» EXERCISE REQUIREMENTS: Write out the entire listing below exactly as it appears, minus any pictures.
Begin DATASET CONTENT
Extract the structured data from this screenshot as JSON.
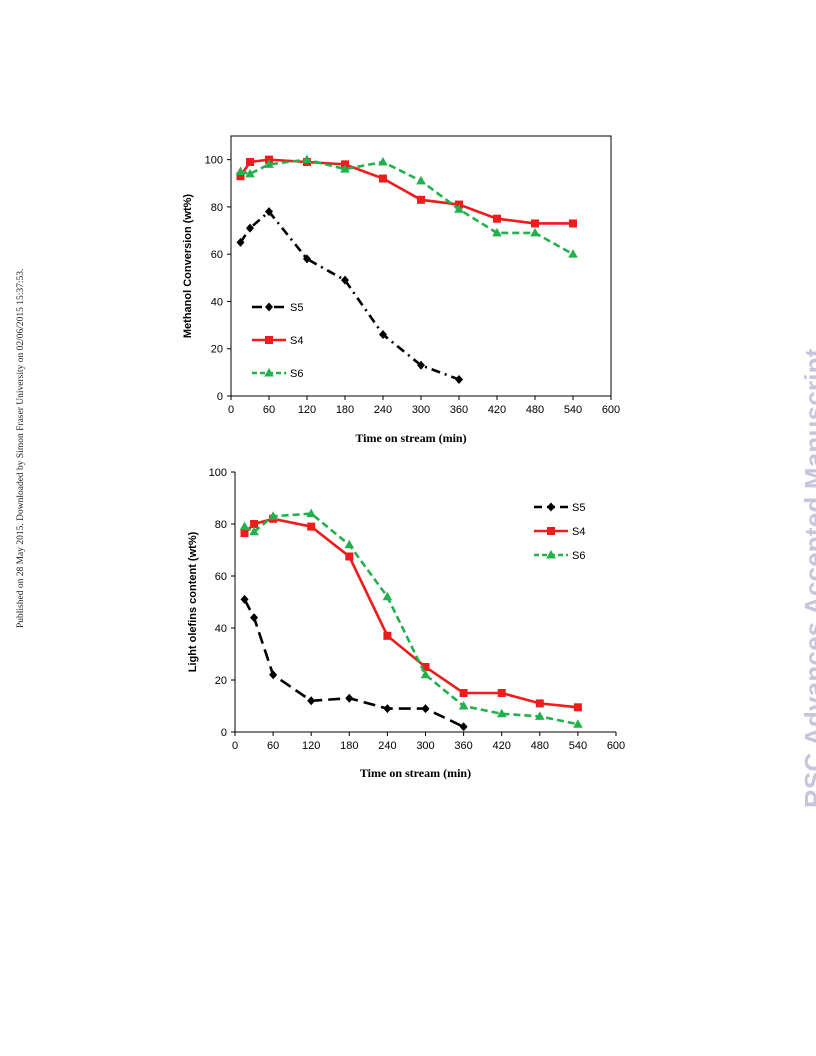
{
  "side_note": "Published on 28 May 2015. Downloaded by Simon Fraser University on 02/06/2015 15:37:53.",
  "watermark": "RSC Advances Accepted Manuscript",
  "chart_data": [
    {
      "type": "line",
      "xlabel": "Time on stream (min)",
      "ylabel": "Methanol Conversion (wt%)",
      "xlim": [
        0,
        600
      ],
      "ylim": [
        0,
        110
      ],
      "xticks": [
        0,
        60,
        120,
        180,
        240,
        300,
        360,
        420,
        480,
        540,
        600
      ],
      "yticks": [
        0,
        20,
        40,
        60,
        80,
        100
      ],
      "legend_position": "left",
      "series": [
        {
          "name": "S5",
          "color": "#000000",
          "marker": "diamond",
          "dash": "dashdot",
          "x": [
            15,
            30,
            60,
            120,
            180,
            240,
            300,
            360
          ],
          "y": [
            65,
            71,
            78,
            58,
            49,
            26,
            13,
            7
          ]
        },
        {
          "name": "S4",
          "color": "#ee1c1c",
          "marker": "square",
          "dash": "solid",
          "x": [
            15,
            30,
            60,
            120,
            180,
            240,
            300,
            360,
            420,
            480,
            540
          ],
          "y": [
            93,
            99,
            100,
            99,
            98,
            92,
            83,
            81,
            75,
            73,
            73
          ]
        },
        {
          "name": "S6",
          "color": "#22b14c",
          "marker": "triangle",
          "dash": "dashed",
          "x": [
            15,
            30,
            60,
            120,
            180,
            240,
            300,
            360,
            420,
            480,
            540
          ],
          "y": [
            95,
            94,
            98,
            100,
            96,
            99,
            91,
            79,
            69,
            69,
            60
          ]
        }
      ]
    },
    {
      "type": "line",
      "xlabel": "Time on stream (min)",
      "ylabel": "Light olefins content (wt%)",
      "xlim": [
        0,
        600
      ],
      "ylim": [
        0,
        100
      ],
      "xticks": [
        0,
        60,
        120,
        180,
        240,
        300,
        360,
        420,
        480,
        540,
        600
      ],
      "yticks": [
        0,
        20,
        40,
        60,
        80,
        100
      ],
      "legend_position": "top-right",
      "series": [
        {
          "name": "S5",
          "color": "#000000",
          "marker": "diamond",
          "dash": "longdash",
          "x": [
            15,
            30,
            60,
            120,
            180,
            240,
            300,
            360
          ],
          "y": [
            51,
            44,
            22,
            12,
            13,
            9,
            9,
            2
          ]
        },
        {
          "name": "S4",
          "color": "#ee1c1c",
          "marker": "square",
          "dash": "solid",
          "x": [
            15,
            30,
            60,
            120,
            180,
            240,
            300,
            360,
            420,
            480,
            540
          ],
          "y": [
            76.5,
            80,
            82,
            79,
            67.5,
            37,
            25,
            15,
            15,
            11,
            9.5
          ]
        },
        {
          "name": "S6",
          "color": "#22b14c",
          "marker": "triangle",
          "dash": "dashed",
          "x": [
            15,
            30,
            60,
            120,
            180,
            240,
            300,
            360,
            420,
            480,
            540
          ],
          "y": [
            79,
            77,
            83,
            84,
            72,
            52,
            22,
            10,
            7,
            6,
            3
          ]
        }
      ]
    }
  ]
}
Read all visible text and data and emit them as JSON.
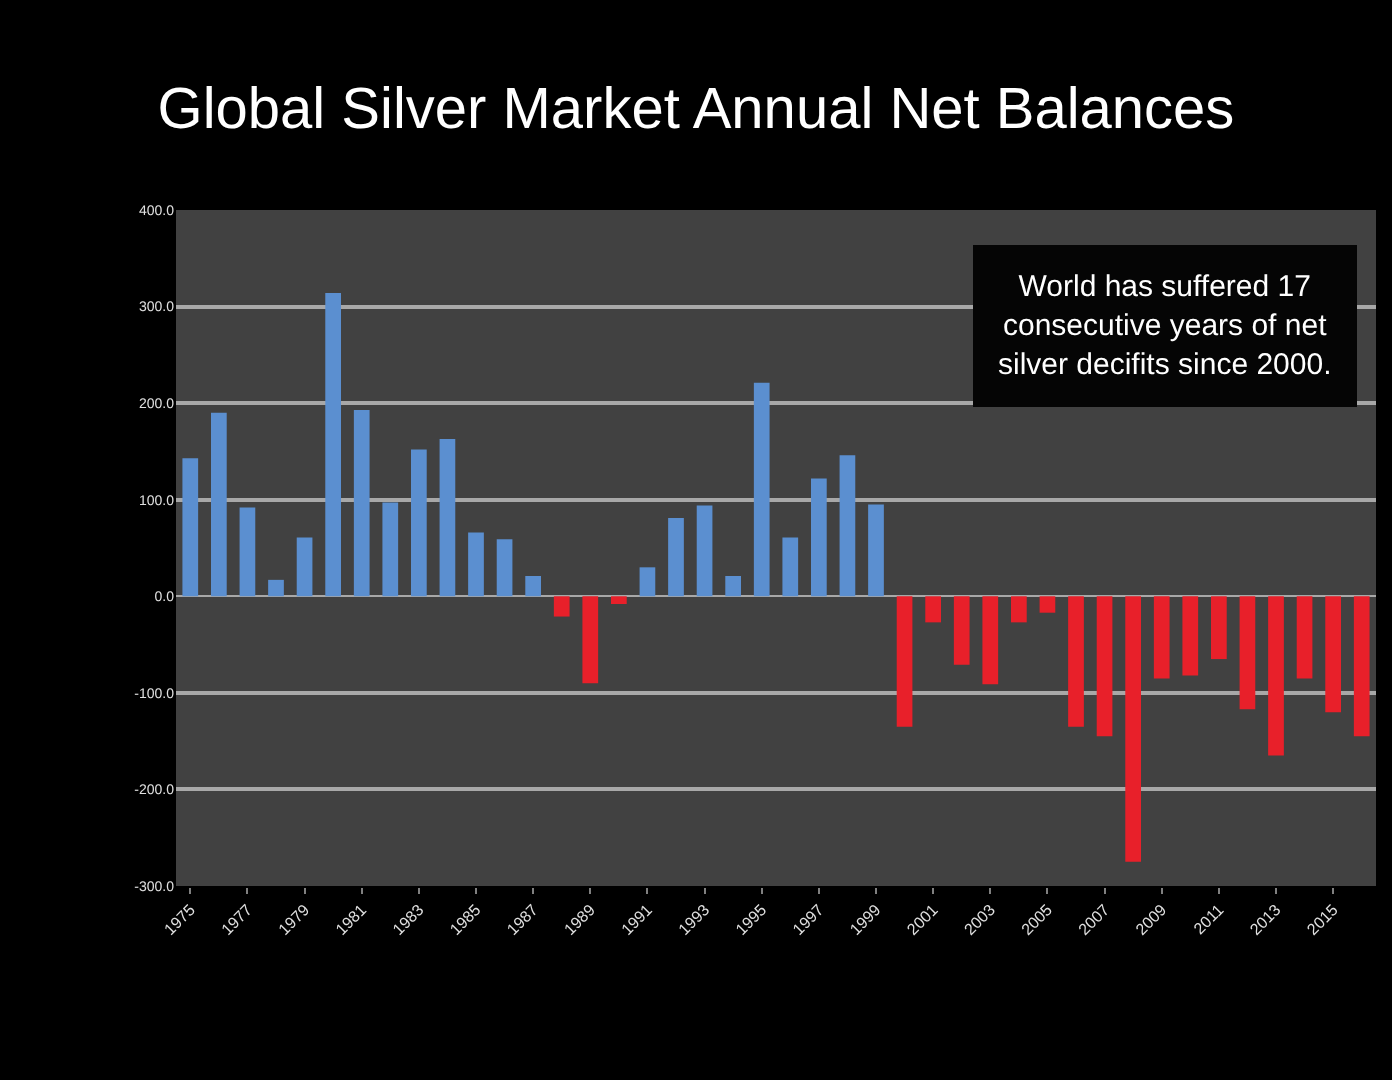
{
  "chart_data": {
    "type": "bar",
    "title": "Global Silver Market Annual Net Balances",
    "categories": [
      "1975",
      null,
      "1977",
      null,
      "1979",
      null,
      "1981",
      null,
      "1983",
      null,
      "1985",
      null,
      "1987",
      null,
      "1989",
      null,
      "1991",
      null,
      "1993",
      null,
      "1995",
      null,
      "1997",
      null,
      "1999",
      null,
      "2001",
      null,
      "2003",
      null,
      "2005",
      null,
      "2007",
      null,
      "2009",
      null,
      "2011",
      null,
      "2013",
      null,
      "2015",
      null
    ],
    "values": [
      143,
      190,
      92,
      17,
      61,
      314,
      193,
      97,
      152,
      163,
      66,
      59,
      21,
      -21,
      -90,
      -8,
      30,
      81,
      94,
      21,
      221,
      61,
      122,
      146,
      95,
      -135,
      -27,
      -71,
      -91,
      -27,
      -17,
      -135,
      -145,
      -275,
      -85,
      -82,
      -65,
      -117,
      -165,
      -85,
      -120,
      -145
    ],
    "colors": [
      "#5b8fd0",
      "#5b8fd0",
      "#5b8fd0",
      "#5b8fd0",
      "#5b8fd0",
      "#5b8fd0",
      "#5b8fd0",
      "#5b8fd0",
      "#5b8fd0",
      "#5b8fd0",
      "#5b8fd0",
      "#5b8fd0",
      "#5b8fd0",
      "#e8202a",
      "#e8202a",
      "#e8202a",
      "#5b8fd0",
      "#5b8fd0",
      "#5b8fd0",
      "#5b8fd0",
      "#5b8fd0",
      "#5b8fd0",
      "#5b8fd0",
      "#5b8fd0",
      "#5b8fd0",
      "#e8202a",
      "#e8202a",
      "#e8202a",
      "#e8202a",
      "#e8202a",
      "#e8202a",
      "#e8202a",
      "#e8202a",
      "#e8202a",
      "#e8202a",
      "#e8202a",
      "#e8202a",
      "#e8202a",
      "#e8202a",
      "#e8202a",
      "#e8202a",
      "#e8202a"
    ],
    "ylim": [
      -300,
      400
    ],
    "yticks": [
      {
        "value": 400,
        "label": "400.0"
      },
      {
        "value": 300,
        "label": "300.0"
      },
      {
        "value": 200,
        "label": "200.0"
      },
      {
        "value": 100,
        "label": "100.0"
      },
      {
        "value": 0,
        "label": "0.0"
      },
      {
        "value": -100,
        "label": "-100.0"
      },
      {
        "value": -200,
        "label": "-200.0"
      },
      {
        "value": -300,
        "label": "-300.0"
      }
    ],
    "grid": "y",
    "annotations": [
      "World has suffered 17\nconsecutive years of net\nsilver decifits since 2000."
    ]
  }
}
End DATASET CONTENT
» THE OUTPUT:
Extract the structured data from this screenshot as JSON.
{
  "side_note": "Published on 28 May 2015. Downloaded by Simon Fraser University on 02/06/2015 15:37:53.",
  "watermark": "RSC Advances Accepted Manuscript",
  "chart_data": [
    {
      "type": "line",
      "xlabel": "Time on stream (min)",
      "ylabel": "Methanol Conversion (wt%)",
      "xlim": [
        0,
        600
      ],
      "ylim": [
        0,
        110
      ],
      "xticks": [
        0,
        60,
        120,
        180,
        240,
        300,
        360,
        420,
        480,
        540,
        600
      ],
      "yticks": [
        0,
        20,
        40,
        60,
        80,
        100
      ],
      "legend_position": "left",
      "series": [
        {
          "name": "S5",
          "color": "#000000",
          "marker": "diamond",
          "dash": "dashdot",
          "x": [
            15,
            30,
            60,
            120,
            180,
            240,
            300,
            360
          ],
          "y": [
            65,
            71,
            78,
            58,
            49,
            26,
            13,
            7
          ]
        },
        {
          "name": "S4",
          "color": "#ee1c1c",
          "marker": "square",
          "dash": "solid",
          "x": [
            15,
            30,
            60,
            120,
            180,
            240,
            300,
            360,
            420,
            480,
            540
          ],
          "y": [
            93,
            99,
            100,
            99,
            98,
            92,
            83,
            81,
            75,
            73,
            73
          ]
        },
        {
          "name": "S6",
          "color": "#22b14c",
          "marker": "triangle",
          "dash": "dashed",
          "x": [
            15,
            30,
            60,
            120,
            180,
            240,
            300,
            360,
            420,
            480,
            540
          ],
          "y": [
            95,
            94,
            98,
            100,
            96,
            99,
            91,
            79,
            69,
            69,
            60
          ]
        }
      ]
    },
    {
      "type": "line",
      "xlabel": "Time on stream (min)",
      "ylabel": "Light olefins content (wt%)",
      "xlim": [
        0,
        600
      ],
      "ylim": [
        0,
        100
      ],
      "xticks": [
        0,
        60,
        120,
        180,
        240,
        300,
        360,
        420,
        480,
        540,
        600
      ],
      "yticks": [
        0,
        20,
        40,
        60,
        80,
        100
      ],
      "legend_position": "top-right",
      "series": [
        {
          "name": "S5",
          "color": "#000000",
          "marker": "diamond",
          "dash": "longdash",
          "x": [
            15,
            30,
            60,
            120,
            180,
            240,
            300,
            360
          ],
          "y": [
            51,
            44,
            22,
            12,
            13,
            9,
            9,
            2
          ]
        },
        {
          "name": "S4",
          "color": "#ee1c1c",
          "marker": "square",
          "dash": "solid",
          "x": [
            15,
            30,
            60,
            120,
            180,
            240,
            300,
            360,
            420,
            480,
            540
          ],
          "y": [
            76.5,
            80,
            82,
            79,
            67.5,
            37,
            25,
            15,
            15,
            11,
            9.5
          ]
        },
        {
          "name": "S6",
          "color": "#22b14c",
          "marker": "triangle",
          "dash": "dashed",
          "x": [
            15,
            30,
            60,
            120,
            180,
            240,
            300,
            360,
            420,
            480,
            540
          ],
          "y": [
            79,
            77,
            83,
            84,
            72,
            52,
            22,
            10,
            7,
            6,
            3
          ]
        }
      ]
    }
  ]
}
Read all visible text and data and emit them as JSON.
{
  "chart_data": {
    "type": "bar",
    "title": "Global Silver Market Annual Net Balances",
    "categories": [
      "1975",
      null,
      "1977",
      null,
      "1979",
      null,
      "1981",
      null,
      "1983",
      null,
      "1985",
      null,
      "1987",
      null,
      "1989",
      null,
      "1991",
      null,
      "1993",
      null,
      "1995",
      null,
      "1997",
      null,
      "1999",
      null,
      "2001",
      null,
      "2003",
      null,
      "2005",
      null,
      "2007",
      null,
      "2009",
      null,
      "2011",
      null,
      "2013",
      null,
      "2015",
      null
    ],
    "values": [
      143,
      190,
      92,
      17,
      61,
      314,
      193,
      97,
      152,
      163,
      66,
      59,
      21,
      -21,
      -90,
      -8,
      30,
      81,
      94,
      21,
      221,
      61,
      122,
      146,
      95,
      -135,
      -27,
      -71,
      -91,
      -27,
      -17,
      -135,
      -145,
      -275,
      -85,
      -82,
      -65,
      -117,
      -165,
      -85,
      -120,
      -145
    ],
    "colors": [
      "#5b8fd0",
      "#5b8fd0",
      "#5b8fd0",
      "#5b8fd0",
      "#5b8fd0",
      "#5b8fd0",
      "#5b8fd0",
      "#5b8fd0",
      "#5b8fd0",
      "#5b8fd0",
      "#5b8fd0",
      "#5b8fd0",
      "#5b8fd0",
      "#e8202a",
      "#e8202a",
      "#e8202a",
      "#5b8fd0",
      "#5b8fd0",
      "#5b8fd0",
      "#5b8fd0",
      "#5b8fd0",
      "#5b8fd0",
      "#5b8fd0",
      "#5b8fd0",
      "#5b8fd0",
      "#e8202a",
      "#e8202a",
      "#e8202a",
      "#e8202a",
      "#e8202a",
      "#e8202a",
      "#e8202a",
      "#e8202a",
      "#e8202a",
      "#e8202a",
      "#e8202a",
      "#e8202a",
      "#e8202a",
      "#e8202a",
      "#e8202a",
      "#e8202a",
      "#e8202a"
    ],
    "ylim": [
      -300,
      400
    ],
    "yticks": [
      {
        "value": 400,
        "label": "400.0"
      },
      {
        "value": 300,
        "label": "300.0"
      },
      {
        "value": 200,
        "label": "200.0"
      },
      {
        "value": 100,
        "label": "100.0"
      },
      {
        "value": 0,
        "label": "0.0"
      },
      {
        "value": -100,
        "label": "-100.0"
      },
      {
        "value": -200,
        "label": "-200.0"
      },
      {
        "value": -300,
        "label": "-300.0"
      }
    ],
    "grid": "y",
    "annotations": [
      "World has suffered 17\nconsecutive years of net\nsilver decifits since 2000."
    ]
  }
}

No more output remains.